In the database 16, stored are the destinations of notification to the administrator terminals 13 (or the administrators) who manage the contents corresponding to the benign URLs in correspondence with the benign URLs. An example of a notification destination is an email address. This notification destination is used to notify the administrator of the occurrence of falsification of a content when the falsification is detected.
Returning to
The falsification detection unit 19 acquires, from the log extraction unit 15, a log in which there is no match between the connection destination URL corresponding to the connection destination of the client terminal 11 and the access source URL corresponding to the destination of content request, extracted by the log extraction unit 15. Then, the falsification detection unit 19 collates the connection destination URL that is the actual connection destination of the client terminal 11 with the database 16. If the connection destination URL matches any malicious URL, the falsification detection unit 19 detects falsification of the content corresponding to the access source URL. In a case where URLs are registered under the benign or malignant category according to IP addresses in the database 16, if the IP address corresponding to the connection destination URL matches any malicious IP address, the falsification detection unit 19 detects falsification of the content.
Normally, when a user accesses a legitimate website, the URL of the access source and the URL of the actual connection destination by the client terminal 11 match each other, and both URLs belong to the benign URLs. Therefore, if the connection destination URL and the access source URL do not match each other and the connection destination URL matches any malicious URL, it can be determined that the connection to the legitimate website has been intentionally changed, and that the legitimate website has been falsified, that is, the content corresponding to the access source URL has been falsified.
When a legitimate website intentionally URL-redirects the client terminal 11 that has accessed the website, it is assumed that the URL of the access source and the actual connection destination URL do not match each other. In this case, since the connection destination URL does not match any malicious URL, falsification of the content is not detected.
When falsification is detected, the falsification notification unit 20 notifies the occurrence of the falsification to the administrator of the web server 12 corresponding to the content of which the falsification is detected. Specifically, the falsification notification unit 20 notifies the occurrence of falsification using the destination of notification to the administrator terminal 13 (or the administrator) that manages the content corresponding to the benign URL. In addition, as a method of notification to the administrator, it is not necessary to store the destination of notification to the administrator terminal 13 in advance, but the access destination of the administrator may be searched based on the access source URL corresponding to the content of which falsification is detected, and the occurrence of falsification may be notified to the administrator of the web server 12. For example, the domain part is extracted from the access source URL, and the notification destination is searched for with this domain part coupled to “/content/”, “/info/”, or the like that is generally used in the URL of the inquiry destination (contact destination). Then, based on the notification destination, the occurrence of falsification is notified to the administrator of the web server 12.

_PROVIDED DATA_.
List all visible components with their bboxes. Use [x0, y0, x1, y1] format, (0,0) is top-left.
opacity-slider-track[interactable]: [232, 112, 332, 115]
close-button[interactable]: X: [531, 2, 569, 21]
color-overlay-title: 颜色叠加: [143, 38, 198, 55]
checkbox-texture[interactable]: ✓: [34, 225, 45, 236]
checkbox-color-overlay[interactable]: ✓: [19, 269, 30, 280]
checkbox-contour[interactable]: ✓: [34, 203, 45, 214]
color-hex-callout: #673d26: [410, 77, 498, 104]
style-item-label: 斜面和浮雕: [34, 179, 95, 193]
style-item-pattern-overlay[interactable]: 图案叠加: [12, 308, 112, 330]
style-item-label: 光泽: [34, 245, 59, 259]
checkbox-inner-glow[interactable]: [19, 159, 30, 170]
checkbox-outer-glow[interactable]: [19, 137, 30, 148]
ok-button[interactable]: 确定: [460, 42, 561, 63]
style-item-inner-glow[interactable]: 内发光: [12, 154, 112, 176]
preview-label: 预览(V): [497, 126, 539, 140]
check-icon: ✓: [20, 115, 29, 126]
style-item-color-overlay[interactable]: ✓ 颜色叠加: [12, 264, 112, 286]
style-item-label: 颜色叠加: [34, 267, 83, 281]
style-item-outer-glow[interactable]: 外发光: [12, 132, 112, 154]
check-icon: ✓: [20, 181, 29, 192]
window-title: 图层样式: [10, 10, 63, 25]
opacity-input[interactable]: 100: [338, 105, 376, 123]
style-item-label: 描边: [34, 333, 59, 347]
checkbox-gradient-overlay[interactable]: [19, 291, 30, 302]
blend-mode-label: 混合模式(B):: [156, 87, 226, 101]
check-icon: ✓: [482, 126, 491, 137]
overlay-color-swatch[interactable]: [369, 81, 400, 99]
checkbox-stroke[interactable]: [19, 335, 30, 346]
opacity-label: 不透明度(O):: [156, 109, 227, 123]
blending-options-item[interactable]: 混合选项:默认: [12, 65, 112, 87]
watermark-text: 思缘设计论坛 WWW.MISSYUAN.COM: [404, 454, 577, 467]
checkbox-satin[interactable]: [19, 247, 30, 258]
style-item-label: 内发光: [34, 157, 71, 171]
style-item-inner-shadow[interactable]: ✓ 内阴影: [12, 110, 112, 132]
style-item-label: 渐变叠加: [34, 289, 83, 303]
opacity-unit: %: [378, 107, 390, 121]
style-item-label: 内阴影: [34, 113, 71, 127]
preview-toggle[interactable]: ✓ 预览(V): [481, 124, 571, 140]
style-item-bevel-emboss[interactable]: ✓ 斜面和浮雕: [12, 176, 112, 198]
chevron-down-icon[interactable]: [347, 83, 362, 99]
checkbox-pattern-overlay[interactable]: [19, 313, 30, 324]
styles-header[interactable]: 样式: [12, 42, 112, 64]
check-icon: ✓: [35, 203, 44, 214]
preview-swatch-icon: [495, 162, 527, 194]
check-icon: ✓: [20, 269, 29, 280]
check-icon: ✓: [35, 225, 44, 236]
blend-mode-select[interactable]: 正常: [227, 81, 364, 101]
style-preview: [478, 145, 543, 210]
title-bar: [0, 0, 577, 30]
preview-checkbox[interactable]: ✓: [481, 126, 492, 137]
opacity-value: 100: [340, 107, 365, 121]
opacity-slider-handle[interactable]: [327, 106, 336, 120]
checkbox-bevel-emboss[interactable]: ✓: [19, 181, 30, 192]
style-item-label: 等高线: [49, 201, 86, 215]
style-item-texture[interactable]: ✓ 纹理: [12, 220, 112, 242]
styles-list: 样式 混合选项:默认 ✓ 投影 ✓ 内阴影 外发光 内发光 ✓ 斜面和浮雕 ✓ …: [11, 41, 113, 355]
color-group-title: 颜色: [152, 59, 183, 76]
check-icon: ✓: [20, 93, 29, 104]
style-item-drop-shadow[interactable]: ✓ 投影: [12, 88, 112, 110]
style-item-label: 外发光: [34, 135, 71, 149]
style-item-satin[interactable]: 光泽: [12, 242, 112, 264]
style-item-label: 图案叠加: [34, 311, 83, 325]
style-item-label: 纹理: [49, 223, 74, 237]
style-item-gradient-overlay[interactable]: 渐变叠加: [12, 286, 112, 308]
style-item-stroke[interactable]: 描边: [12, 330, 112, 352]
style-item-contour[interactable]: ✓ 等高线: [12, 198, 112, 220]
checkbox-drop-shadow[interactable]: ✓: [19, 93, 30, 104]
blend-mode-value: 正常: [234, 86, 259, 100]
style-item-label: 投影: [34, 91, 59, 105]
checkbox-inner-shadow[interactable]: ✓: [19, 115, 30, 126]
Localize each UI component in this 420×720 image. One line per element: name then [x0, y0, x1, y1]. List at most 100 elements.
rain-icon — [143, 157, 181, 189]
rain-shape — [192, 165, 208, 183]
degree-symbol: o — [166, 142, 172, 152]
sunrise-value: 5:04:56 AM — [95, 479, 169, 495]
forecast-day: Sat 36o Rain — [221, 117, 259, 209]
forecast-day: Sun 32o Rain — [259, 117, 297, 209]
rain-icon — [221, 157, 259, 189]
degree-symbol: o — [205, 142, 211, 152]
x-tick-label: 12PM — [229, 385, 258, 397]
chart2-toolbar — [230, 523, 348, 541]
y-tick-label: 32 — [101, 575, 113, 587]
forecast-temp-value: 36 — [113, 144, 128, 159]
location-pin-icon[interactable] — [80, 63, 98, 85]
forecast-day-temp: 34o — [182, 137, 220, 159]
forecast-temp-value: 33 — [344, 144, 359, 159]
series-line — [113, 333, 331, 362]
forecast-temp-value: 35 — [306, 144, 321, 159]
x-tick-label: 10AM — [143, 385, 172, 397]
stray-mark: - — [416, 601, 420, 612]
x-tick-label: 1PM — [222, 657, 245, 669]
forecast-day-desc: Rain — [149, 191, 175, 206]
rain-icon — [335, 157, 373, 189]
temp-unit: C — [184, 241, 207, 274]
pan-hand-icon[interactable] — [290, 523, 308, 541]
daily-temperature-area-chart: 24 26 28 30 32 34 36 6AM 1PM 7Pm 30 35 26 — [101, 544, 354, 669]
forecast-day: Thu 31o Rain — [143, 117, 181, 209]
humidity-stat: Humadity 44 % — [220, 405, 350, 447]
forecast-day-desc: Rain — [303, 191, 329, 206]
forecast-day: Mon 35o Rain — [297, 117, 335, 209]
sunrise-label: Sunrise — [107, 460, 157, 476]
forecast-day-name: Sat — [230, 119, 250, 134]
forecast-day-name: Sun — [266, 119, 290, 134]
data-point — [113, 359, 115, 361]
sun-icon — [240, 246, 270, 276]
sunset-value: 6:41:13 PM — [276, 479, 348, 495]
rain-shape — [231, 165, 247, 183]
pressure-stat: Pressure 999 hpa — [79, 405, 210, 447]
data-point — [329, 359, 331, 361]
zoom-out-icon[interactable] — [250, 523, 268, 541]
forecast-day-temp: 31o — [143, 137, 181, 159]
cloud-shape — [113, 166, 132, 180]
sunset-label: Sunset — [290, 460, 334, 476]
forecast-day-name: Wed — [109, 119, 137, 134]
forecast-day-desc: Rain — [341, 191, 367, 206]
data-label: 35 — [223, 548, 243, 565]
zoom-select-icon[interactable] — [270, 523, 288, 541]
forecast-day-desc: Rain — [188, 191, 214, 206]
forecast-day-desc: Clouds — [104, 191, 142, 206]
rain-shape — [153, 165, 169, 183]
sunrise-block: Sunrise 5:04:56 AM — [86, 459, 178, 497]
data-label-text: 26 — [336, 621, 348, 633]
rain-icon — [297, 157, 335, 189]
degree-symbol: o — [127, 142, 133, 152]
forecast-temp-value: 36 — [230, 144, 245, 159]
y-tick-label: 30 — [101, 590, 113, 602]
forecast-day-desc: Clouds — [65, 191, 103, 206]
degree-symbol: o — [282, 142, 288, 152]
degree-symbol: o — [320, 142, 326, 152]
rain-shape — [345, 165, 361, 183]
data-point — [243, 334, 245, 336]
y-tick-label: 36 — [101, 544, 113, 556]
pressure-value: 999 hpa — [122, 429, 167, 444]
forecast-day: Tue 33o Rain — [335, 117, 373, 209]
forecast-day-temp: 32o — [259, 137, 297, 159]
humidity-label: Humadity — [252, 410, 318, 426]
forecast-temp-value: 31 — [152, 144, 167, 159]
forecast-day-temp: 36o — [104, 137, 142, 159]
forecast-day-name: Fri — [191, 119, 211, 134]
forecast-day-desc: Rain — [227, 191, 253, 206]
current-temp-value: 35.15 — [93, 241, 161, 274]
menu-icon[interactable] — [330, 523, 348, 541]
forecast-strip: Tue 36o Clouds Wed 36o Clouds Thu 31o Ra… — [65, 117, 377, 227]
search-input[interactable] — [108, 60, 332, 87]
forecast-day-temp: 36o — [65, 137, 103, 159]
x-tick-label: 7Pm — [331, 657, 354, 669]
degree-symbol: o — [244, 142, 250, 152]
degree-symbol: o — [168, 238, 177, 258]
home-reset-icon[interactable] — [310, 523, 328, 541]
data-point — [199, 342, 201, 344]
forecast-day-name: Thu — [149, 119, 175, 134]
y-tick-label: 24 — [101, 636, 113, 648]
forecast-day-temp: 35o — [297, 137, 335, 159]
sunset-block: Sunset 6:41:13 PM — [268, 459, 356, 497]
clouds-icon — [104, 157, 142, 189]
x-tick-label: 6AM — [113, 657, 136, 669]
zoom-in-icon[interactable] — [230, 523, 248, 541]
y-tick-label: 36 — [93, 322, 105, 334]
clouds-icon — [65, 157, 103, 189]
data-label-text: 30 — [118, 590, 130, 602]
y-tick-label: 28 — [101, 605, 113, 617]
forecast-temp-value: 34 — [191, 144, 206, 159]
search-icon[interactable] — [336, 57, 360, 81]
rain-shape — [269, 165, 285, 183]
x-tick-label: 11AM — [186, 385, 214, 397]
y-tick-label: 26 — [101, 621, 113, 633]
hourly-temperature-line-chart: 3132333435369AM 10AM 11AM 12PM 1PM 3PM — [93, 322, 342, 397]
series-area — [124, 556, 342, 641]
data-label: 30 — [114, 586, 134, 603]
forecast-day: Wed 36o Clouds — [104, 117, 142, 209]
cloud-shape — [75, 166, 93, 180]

_TASK PROMPT_.
List every component in the passage on detecting content falsification that appears with a reference number, and give each one's number.

_EXPECTED OUTPUT_.
client terminal 11
web server 12
administrator terminal 13
log extraction unit 15
database 16
falsification detection unit 19
falsification notification unit 20